[RECORDS FOR THE EXERCISE]
-=-=-=-=-
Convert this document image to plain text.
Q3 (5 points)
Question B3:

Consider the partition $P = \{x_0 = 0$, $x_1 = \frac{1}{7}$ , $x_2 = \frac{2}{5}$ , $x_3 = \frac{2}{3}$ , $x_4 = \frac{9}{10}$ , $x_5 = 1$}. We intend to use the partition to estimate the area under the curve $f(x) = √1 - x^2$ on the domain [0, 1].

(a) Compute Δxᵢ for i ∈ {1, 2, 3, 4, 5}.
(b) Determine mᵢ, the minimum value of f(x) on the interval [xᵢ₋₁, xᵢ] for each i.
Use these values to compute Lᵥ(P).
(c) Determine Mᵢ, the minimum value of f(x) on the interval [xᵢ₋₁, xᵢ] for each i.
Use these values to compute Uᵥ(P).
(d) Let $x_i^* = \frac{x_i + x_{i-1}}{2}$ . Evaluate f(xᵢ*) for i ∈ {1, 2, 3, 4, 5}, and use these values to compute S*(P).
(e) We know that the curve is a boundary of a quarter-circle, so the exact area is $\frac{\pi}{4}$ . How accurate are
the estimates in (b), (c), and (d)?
-=-=-=-=-
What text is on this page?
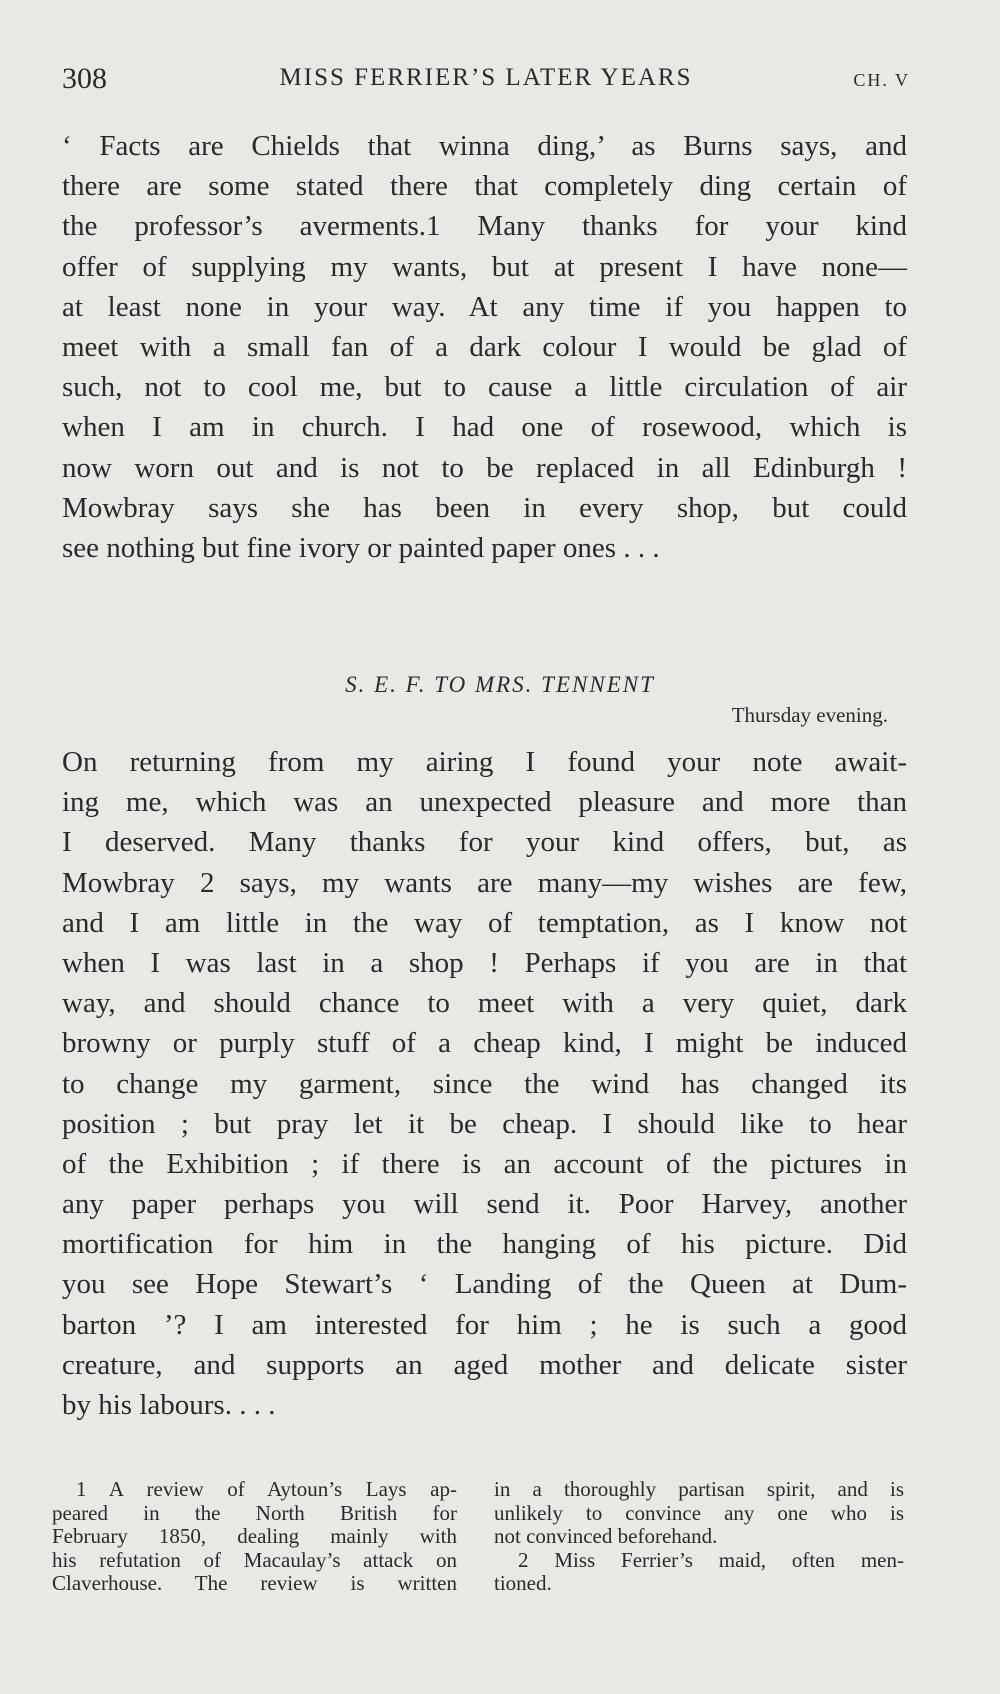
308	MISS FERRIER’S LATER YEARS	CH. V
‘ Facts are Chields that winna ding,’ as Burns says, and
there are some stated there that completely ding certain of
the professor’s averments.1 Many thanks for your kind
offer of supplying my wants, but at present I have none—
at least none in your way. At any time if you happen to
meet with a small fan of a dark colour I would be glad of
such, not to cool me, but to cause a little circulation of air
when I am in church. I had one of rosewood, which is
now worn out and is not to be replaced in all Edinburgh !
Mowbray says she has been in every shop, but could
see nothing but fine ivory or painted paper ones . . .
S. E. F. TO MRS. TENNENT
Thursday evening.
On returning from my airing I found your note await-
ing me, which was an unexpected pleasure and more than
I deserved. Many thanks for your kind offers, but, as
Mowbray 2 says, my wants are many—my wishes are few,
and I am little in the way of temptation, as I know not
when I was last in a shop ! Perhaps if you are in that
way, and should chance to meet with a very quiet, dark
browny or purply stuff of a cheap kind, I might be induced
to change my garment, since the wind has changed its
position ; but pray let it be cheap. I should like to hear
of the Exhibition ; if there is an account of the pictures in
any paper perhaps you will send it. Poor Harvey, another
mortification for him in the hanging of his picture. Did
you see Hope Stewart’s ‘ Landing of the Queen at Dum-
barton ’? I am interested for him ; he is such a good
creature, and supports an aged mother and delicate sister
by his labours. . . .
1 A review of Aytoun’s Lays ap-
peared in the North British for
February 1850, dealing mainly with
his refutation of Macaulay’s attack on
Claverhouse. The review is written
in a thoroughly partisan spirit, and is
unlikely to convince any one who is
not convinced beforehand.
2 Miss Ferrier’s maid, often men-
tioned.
-=-=-=-=-
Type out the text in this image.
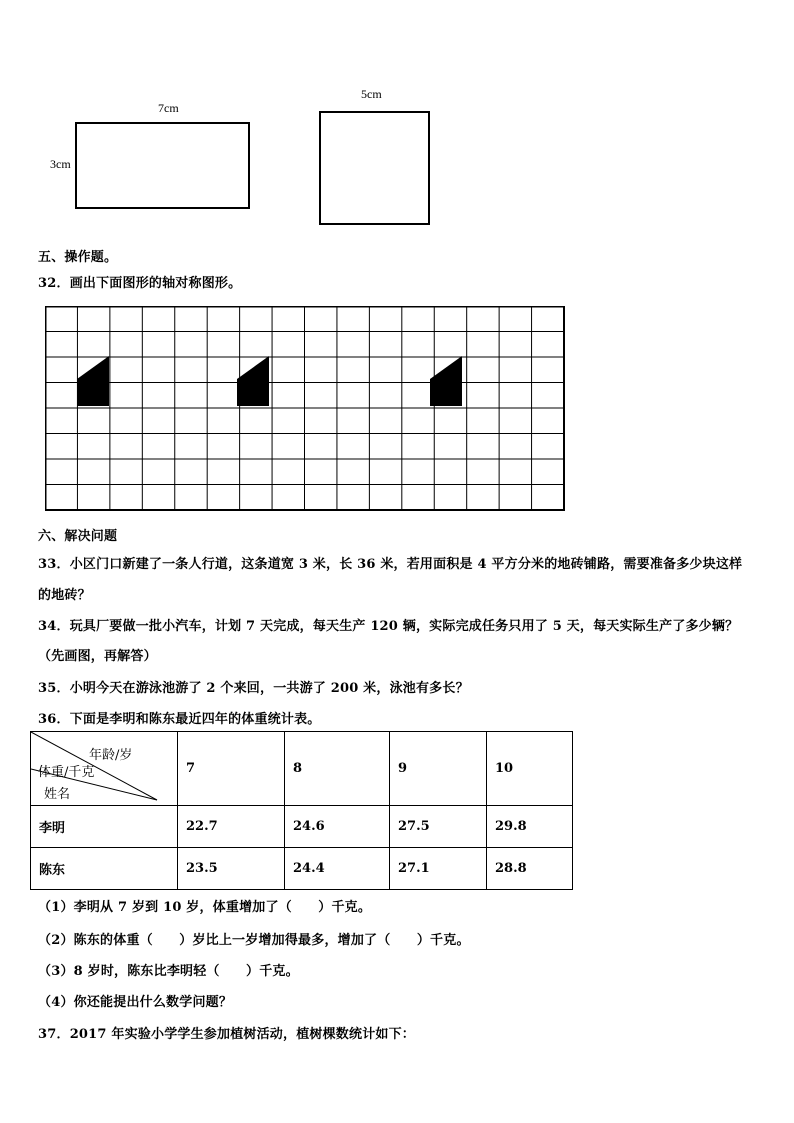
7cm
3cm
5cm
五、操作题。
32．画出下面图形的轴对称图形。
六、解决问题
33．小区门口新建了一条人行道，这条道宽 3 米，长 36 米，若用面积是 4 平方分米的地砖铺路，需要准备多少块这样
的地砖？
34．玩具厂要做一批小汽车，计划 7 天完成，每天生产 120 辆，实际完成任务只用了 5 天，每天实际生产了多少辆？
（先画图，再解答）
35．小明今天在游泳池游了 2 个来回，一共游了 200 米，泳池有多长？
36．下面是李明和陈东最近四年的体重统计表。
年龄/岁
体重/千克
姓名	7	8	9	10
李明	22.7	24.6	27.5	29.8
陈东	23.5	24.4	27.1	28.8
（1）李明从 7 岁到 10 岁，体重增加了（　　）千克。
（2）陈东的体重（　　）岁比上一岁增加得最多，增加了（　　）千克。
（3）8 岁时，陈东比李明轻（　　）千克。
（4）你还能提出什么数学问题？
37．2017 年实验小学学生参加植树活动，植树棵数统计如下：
-=-=-=-=-
[WORK TO DO]
Search the lines above for the string "such", then show every one that has it.

[RIGHT ANSWER]
such, not to cool me, but to cause a little circulation of air
barton ’? I am interested for him ; he is such a good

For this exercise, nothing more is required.